● Dataset rows:
┄┄┄┄┄┄┄┄┄┄
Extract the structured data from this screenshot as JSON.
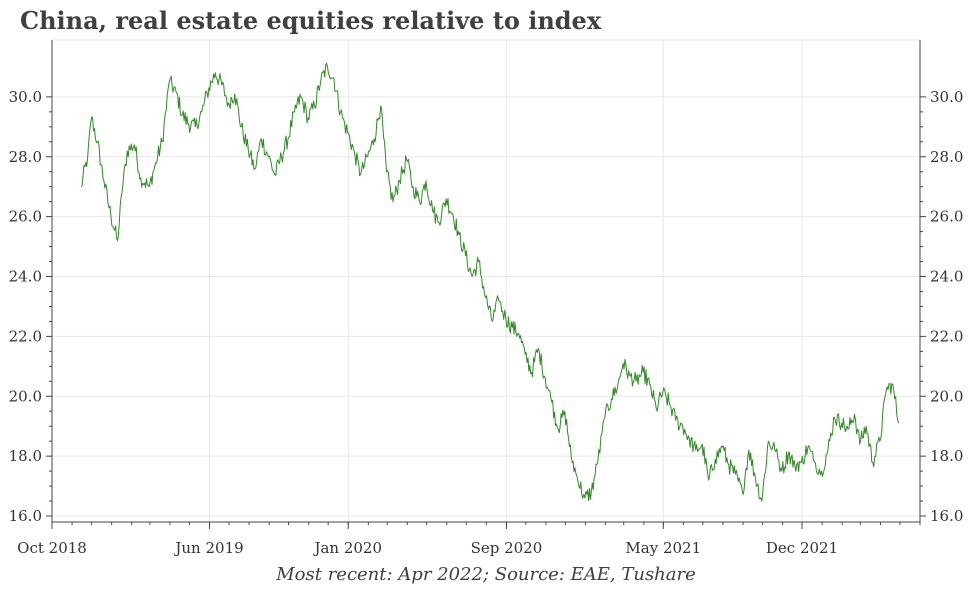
{
  "chart_data": {
    "type": "line",
    "title": "China, real estate equities relative to index",
    "caption": "Most recent: Apr 2022; Source: EAE, Tushare",
    "xlabel": "",
    "ylabel": "",
    "ylim": [
      15.8,
      31.9
    ],
    "xlim": [
      "2018-10-01",
      "2022-06-01"
    ],
    "y_ticks": [
      "16.0",
      "18.0",
      "20.0",
      "22.0",
      "24.0",
      "26.0",
      "28.0",
      "30.0"
    ],
    "x_ticks": [
      {
        "label": "Oct 2018",
        "date": "2018-10-01"
      },
      {
        "label": "Jun 2019",
        "date": "2019-06-01"
      },
      {
        "label": "Jan 2020",
        "date": "2020-01-01"
      },
      {
        "label": "Sep 2020",
        "date": "2020-09-01"
      },
      {
        "label": "May 2021",
        "date": "2021-05-01"
      },
      {
        "label": "Dec 2021",
        "date": "2021-12-01"
      }
    ],
    "grid": true,
    "line_color": "#2e8b22",
    "series": [
      {
        "x": [
          "2018-11-15",
          "2018-11-25",
          "2018-12-01",
          "2018-12-10",
          "2018-12-20",
          "2018-12-31",
          "2019-01-10",
          "2019-01-17",
          "2019-01-25",
          "2019-02-05",
          "2019-02-15",
          "2019-02-28",
          "2019-03-10",
          "2019-03-20",
          "2019-03-31",
          "2019-04-10",
          "2019-04-20",
          "2019-04-30",
          "2019-05-10",
          "2019-05-20",
          "2019-05-31",
          "2019-06-10",
          "2019-06-20",
          "2019-06-30",
          "2019-07-10",
          "2019-07-20",
          "2019-07-31",
          "2019-08-10",
          "2019-08-20",
          "2019-08-31",
          "2019-09-10",
          "2019-09-20",
          "2019-09-30",
          "2019-10-10",
          "2019-10-20",
          "2019-10-31",
          "2019-11-10",
          "2019-11-20",
          "2019-11-30",
          "2019-12-10",
          "2019-12-20",
          "2019-12-31",
          "2020-01-10",
          "2020-01-20",
          "2020-01-31",
          "2020-02-10",
          "2020-02-20",
          "2020-02-29",
          "2020-03-10",
          "2020-03-20",
          "2020-03-31",
          "2020-04-10",
          "2020-04-20",
          "2020-04-30",
          "2020-05-10",
          "2020-05-20",
          "2020-05-31",
          "2020-06-10",
          "2020-06-20",
          "2020-06-30",
          "2020-07-10",
          "2020-07-20",
          "2020-07-31",
          "2020-08-10",
          "2020-08-20",
          "2020-08-31",
          "2020-09-10",
          "2020-09-20",
          "2020-09-30",
          "2020-10-10",
          "2020-10-20",
          "2020-10-31",
          "2020-11-10",
          "2020-11-20",
          "2020-11-30",
          "2020-12-10",
          "2020-12-20",
          "2020-12-31",
          "2021-01-10",
          "2021-01-20",
          "2021-01-31",
          "2021-02-10",
          "2021-02-20",
          "2021-02-28",
          "2021-03-10",
          "2021-03-20",
          "2021-03-31",
          "2021-04-10",
          "2021-04-20",
          "2021-04-30",
          "2021-05-10",
          "2021-05-20",
          "2021-05-31",
          "2021-06-10",
          "2021-06-20",
          "2021-06-30",
          "2021-07-10",
          "2021-07-20",
          "2021-07-31",
          "2021-08-10",
          "2021-08-20",
          "2021-08-31",
          "2021-09-10",
          "2021-09-20",
          "2021-09-30",
          "2021-10-10",
          "2021-10-20",
          "2021-10-31",
          "2021-11-10",
          "2021-11-20",
          "2021-11-30",
          "2021-12-10",
          "2021-12-20",
          "2021-12-31",
          "2022-01-10",
          "2022-01-20",
          "2022-01-31",
          "2022-02-10",
          "2022-02-20",
          "2022-02-28",
          "2022-03-10",
          "2022-03-20",
          "2022-03-31",
          "2022-04-10",
          "2022-04-20",
          "2022-04-29"
        ],
        "values": [
          27.0,
          28.0,
          29.3,
          28.5,
          27.2,
          26.0,
          25.2,
          26.8,
          28.2,
          28.4,
          27.3,
          27.0,
          27.8,
          28.5,
          30.5,
          30.2,
          29.4,
          29.1,
          29.0,
          29.5,
          30.3,
          30.8,
          30.4,
          29.8,
          30.1,
          29.0,
          28.2,
          27.6,
          28.6,
          28.0,
          27.4,
          28.0,
          28.6,
          29.5,
          30.0,
          29.3,
          29.7,
          30.6,
          31.0,
          30.6,
          29.5,
          28.8,
          28.2,
          27.4,
          28.0,
          28.6,
          29.7,
          27.5,
          26.5,
          27.2,
          27.9,
          27.0,
          26.5,
          27.2,
          26.2,
          25.8,
          26.6,
          26.1,
          25.4,
          24.7,
          24.0,
          24.5,
          23.3,
          22.5,
          23.2,
          22.6,
          22.3,
          22.1,
          21.4,
          20.8,
          21.6,
          20.6,
          19.8,
          18.9,
          19.5,
          18.0,
          17.2,
          16.6,
          16.8,
          17.8,
          19.3,
          19.9,
          20.4,
          21.1,
          20.7,
          20.5,
          20.8,
          20.4,
          19.6,
          20.1,
          19.8,
          19.2,
          19.0,
          18.6,
          18.2,
          18.4,
          17.2,
          17.9,
          18.3,
          17.7,
          17.4,
          16.8,
          18.2,
          17.3,
          16.5,
          18.5,
          18.2,
          17.5,
          18.1,
          17.7,
          17.8,
          18.3,
          17.8,
          17.5,
          18.2,
          19.3,
          19.1,
          18.9,
          19.4,
          18.4,
          19.0,
          17.8,
          18.5,
          20.2,
          20.4,
          19.1
        ]
      }
    ]
  }
}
┄┄┄┄┄┄┄┄┄┄
● Instructions for the task: Copy out every line of the material above exactly, skipping the pictures.

● Output of the task:
Extract the structured data from this screenshot as JSON.
{
  "chart_data": {
    "type": "line",
    "title": "China, real estate equities relative to index",
    "caption": "Most recent: Apr 2022; Source: EAE, Tushare",
    "xlabel": "",
    "ylabel": "",
    "ylim": [
      15.8,
      31.9
    ],
    "xlim": [
      "2018-10-01",
      "2022-06-01"
    ],
    "y_ticks": [
      "16.0",
      "18.0",
      "20.0",
      "22.0",
      "24.0",
      "26.0",
      "28.0",
      "30.0"
    ],
    "x_ticks": [
      {
        "label": "Oct 2018",
        "date": "2018-10-01"
      },
      {
        "label": "Jun 2019",
        "date": "2019-06-01"
      },
      {
        "label": "Jan 2020",
        "date": "2020-01-01"
      },
      {
        "label": "Sep 2020",
        "date": "2020-09-01"
      },
      {
        "label": "May 2021",
        "date": "2021-05-01"
      },
      {
        "label": "Dec 2021",
        "date": "2021-12-01"
      }
    ],
    "grid": true,
    "line_color": "#2e8b22",
    "series": [
      {
        "x": [
          "2018-11-15",
          "2018-11-25",
          "2018-12-01",
          "2018-12-10",
          "2018-12-20",
          "2018-12-31",
          "2019-01-10",
          "2019-01-17",
          "2019-01-25",
          "2019-02-05",
          "2019-02-15",
          "2019-02-28",
          "2019-03-10",
          "2019-03-20",
          "2019-03-31",
          "2019-04-10",
          "2019-04-20",
          "2019-04-30",
          "2019-05-10",
          "2019-05-20",
          "2019-05-31",
          "2019-06-10",
          "2019-06-20",
          "2019-06-30",
          "2019-07-10",
          "2019-07-20",
          "2019-07-31",
          "2019-08-10",
          "2019-08-20",
          "2019-08-31",
          "2019-09-10",
          "2019-09-20",
          "2019-09-30",
          "2019-10-10",
          "2019-10-20",
          "2019-10-31",
          "2019-11-10",
          "2019-11-20",
          "2019-11-30",
          "2019-12-10",
          "2019-12-20",
          "2019-12-31",
          "2020-01-10",
          "2020-01-20",
          "2020-01-31",
          "2020-02-10",
          "2020-02-20",
          "2020-02-29",
          "2020-03-10",
          "2020-03-20",
          "2020-03-31",
          "2020-04-10",
          "2020-04-20",
          "2020-04-30",
          "2020-05-10",
          "2020-05-20",
          "2020-05-31",
          "2020-06-10",
          "2020-06-20",
          "2020-06-30",
          "2020-07-10",
          "2020-07-20",
          "2020-07-31",
          "2020-08-10",
          "2020-08-20",
          "2020-08-31",
          "2020-09-10",
          "2020-09-20",
          "2020-09-30",
          "2020-10-10",
          "2020-10-20",
          "2020-10-31",
          "2020-11-10",
          "2020-11-20",
          "2020-11-30",
          "2020-12-10",
          "2020-12-20",
          "2020-12-31",
          "2021-01-10",
          "2021-01-20",
          "2021-01-31",
          "2021-02-10",
          "2021-02-20",
          "2021-02-28",
          "2021-03-10",
          "2021-03-20",
          "2021-03-31",
          "2021-04-10",
          "2021-04-20",
          "2021-04-30",
          "2021-05-10",
          "2021-05-20",
          "2021-05-31",
          "2021-06-10",
          "2021-06-20",
          "2021-06-30",
          "2021-07-10",
          "2021-07-20",
          "2021-07-31",
          "2021-08-10",
          "2021-08-20",
          "2021-08-31",
          "2021-09-10",
          "2021-09-20",
          "2021-09-30",
          "2021-10-10",
          "2021-10-20",
          "2021-10-31",
          "2021-11-10",
          "2021-11-20",
          "2021-11-30",
          "2021-12-10",
          "2021-12-20",
          "2021-12-31",
          "2022-01-10",
          "2022-01-20",
          "2022-01-31",
          "2022-02-10",
          "2022-02-20",
          "2022-02-28",
          "2022-03-10",
          "2022-03-20",
          "2022-03-31",
          "2022-04-10",
          "2022-04-20",
          "2022-04-29"
        ],
        "values": [
          27.0,
          28.0,
          29.3,
          28.5,
          27.2,
          26.0,
          25.2,
          26.8,
          28.2,
          28.4,
          27.3,
          27.0,
          27.8,
          28.5,
          30.5,
          30.2,
          29.4,
          29.1,
          29.0,
          29.5,
          30.3,
          30.8,
          30.4,
          29.8,
          30.1,
          29.0,
          28.2,
          27.6,
          28.6,
          28.0,
          27.4,
          28.0,
          28.6,
          29.5,
          30.0,
          29.3,
          29.7,
          30.6,
          31.0,
          30.6,
          29.5,
          28.8,
          28.2,
          27.4,
          28.0,
          28.6,
          29.7,
          27.5,
          26.5,
          27.2,
          27.9,
          27.0,
          26.5,
          27.2,
          26.2,
          25.8,
          26.6,
          26.1,
          25.4,
          24.7,
          24.0,
          24.5,
          23.3,
          22.5,
          23.2,
          22.6,
          22.3,
          22.1,
          21.4,
          20.8,
          21.6,
          20.6,
          19.8,
          18.9,
          19.5,
          18.0,
          17.2,
          16.6,
          16.8,
          17.8,
          19.3,
          19.9,
          20.4,
          21.1,
          20.7,
          20.5,
          20.8,
          20.4,
          19.6,
          20.1,
          19.8,
          19.2,
          19.0,
          18.6,
          18.2,
          18.4,
          17.2,
          17.9,
          18.3,
          17.7,
          17.4,
          16.8,
          18.2,
          17.3,
          16.5,
          18.5,
          18.2,
          17.5,
          18.1,
          17.7,
          17.8,
          18.3,
          17.8,
          17.5,
          18.2,
          19.3,
          19.1,
          18.9,
          19.4,
          18.4,
          19.0,
          17.8,
          18.5,
          20.2,
          20.4,
          19.1
        ]
      }
    ]
  }
}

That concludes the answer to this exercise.